==== Supplied data ====

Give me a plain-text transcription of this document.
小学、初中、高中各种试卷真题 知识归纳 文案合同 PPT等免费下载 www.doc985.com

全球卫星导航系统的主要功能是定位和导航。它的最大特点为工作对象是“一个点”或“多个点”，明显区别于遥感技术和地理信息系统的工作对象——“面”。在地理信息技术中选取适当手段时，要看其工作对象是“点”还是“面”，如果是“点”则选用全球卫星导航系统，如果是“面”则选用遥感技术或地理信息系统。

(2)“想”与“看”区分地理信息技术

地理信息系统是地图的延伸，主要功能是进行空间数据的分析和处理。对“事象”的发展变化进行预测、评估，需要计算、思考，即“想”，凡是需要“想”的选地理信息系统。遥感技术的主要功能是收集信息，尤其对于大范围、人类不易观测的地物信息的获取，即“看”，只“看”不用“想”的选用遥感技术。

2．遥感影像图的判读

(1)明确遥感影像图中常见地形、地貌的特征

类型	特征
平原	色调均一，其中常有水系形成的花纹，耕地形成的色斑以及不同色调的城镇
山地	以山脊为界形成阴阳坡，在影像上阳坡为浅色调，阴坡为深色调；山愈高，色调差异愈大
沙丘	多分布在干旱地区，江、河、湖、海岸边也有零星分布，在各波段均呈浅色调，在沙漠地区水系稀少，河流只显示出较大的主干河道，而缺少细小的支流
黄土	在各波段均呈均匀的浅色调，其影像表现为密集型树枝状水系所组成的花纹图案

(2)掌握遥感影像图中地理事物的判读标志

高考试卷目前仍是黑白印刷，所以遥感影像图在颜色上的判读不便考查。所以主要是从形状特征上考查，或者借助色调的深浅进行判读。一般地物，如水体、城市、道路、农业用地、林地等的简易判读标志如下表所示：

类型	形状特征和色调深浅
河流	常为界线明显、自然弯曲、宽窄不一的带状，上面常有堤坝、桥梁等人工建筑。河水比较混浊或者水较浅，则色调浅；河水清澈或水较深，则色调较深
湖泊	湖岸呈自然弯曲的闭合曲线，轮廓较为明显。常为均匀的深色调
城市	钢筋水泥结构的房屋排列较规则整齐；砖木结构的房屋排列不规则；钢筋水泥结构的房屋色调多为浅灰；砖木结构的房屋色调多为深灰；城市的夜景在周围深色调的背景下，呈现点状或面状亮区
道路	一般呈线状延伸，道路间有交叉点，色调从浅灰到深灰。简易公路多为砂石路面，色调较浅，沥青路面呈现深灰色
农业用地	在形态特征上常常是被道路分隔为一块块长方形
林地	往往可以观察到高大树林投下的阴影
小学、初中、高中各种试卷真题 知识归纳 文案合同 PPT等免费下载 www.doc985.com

====
==== Supplied data ====

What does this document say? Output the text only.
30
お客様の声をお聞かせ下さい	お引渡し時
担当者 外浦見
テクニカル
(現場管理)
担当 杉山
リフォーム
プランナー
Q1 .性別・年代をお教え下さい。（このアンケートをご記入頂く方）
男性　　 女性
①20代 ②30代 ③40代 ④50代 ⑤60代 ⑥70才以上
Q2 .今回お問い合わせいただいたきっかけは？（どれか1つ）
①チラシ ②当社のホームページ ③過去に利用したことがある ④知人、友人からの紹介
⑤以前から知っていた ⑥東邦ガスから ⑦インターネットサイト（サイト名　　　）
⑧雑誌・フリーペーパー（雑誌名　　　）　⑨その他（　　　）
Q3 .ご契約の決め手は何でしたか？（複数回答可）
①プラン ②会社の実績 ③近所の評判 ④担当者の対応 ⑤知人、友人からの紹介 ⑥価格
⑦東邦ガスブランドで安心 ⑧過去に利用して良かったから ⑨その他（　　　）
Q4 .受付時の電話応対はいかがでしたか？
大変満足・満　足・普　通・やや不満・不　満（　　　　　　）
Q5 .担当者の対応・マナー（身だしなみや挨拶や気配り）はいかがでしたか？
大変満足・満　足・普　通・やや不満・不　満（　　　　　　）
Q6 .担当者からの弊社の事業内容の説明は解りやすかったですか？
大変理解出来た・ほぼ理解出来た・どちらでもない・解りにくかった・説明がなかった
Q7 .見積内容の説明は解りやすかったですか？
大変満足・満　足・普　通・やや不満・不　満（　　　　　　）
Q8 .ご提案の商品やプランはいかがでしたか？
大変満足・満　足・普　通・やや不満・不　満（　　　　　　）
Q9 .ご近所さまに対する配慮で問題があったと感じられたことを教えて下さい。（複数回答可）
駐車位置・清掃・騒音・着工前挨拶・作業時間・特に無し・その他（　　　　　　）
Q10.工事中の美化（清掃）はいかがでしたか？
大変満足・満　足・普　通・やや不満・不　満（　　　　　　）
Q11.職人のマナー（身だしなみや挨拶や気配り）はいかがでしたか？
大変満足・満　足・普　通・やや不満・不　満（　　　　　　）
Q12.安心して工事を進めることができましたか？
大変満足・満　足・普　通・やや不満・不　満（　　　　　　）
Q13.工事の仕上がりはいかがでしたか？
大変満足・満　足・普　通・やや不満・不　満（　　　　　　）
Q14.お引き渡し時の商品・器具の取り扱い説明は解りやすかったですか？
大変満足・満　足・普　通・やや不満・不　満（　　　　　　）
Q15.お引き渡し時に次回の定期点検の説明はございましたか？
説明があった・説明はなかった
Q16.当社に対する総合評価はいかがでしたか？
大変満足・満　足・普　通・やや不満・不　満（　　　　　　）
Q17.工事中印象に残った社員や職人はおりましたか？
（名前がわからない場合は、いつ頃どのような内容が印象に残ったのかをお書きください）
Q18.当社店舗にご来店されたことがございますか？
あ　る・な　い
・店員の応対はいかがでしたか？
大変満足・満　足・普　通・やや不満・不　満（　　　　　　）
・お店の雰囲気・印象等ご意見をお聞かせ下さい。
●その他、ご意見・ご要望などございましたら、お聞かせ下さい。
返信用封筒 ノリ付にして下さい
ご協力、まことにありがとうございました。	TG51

====

• What to do
Locate the lines above that contain "⑨その他" and copy them.

• Correct answer
⑧雑誌・フリーペーパー（雑誌名　　　）　⑨その他（　　　）
⑦東邦ガスブランドで安心 ⑧過去に利用して良かったから ⑨その他（　　　）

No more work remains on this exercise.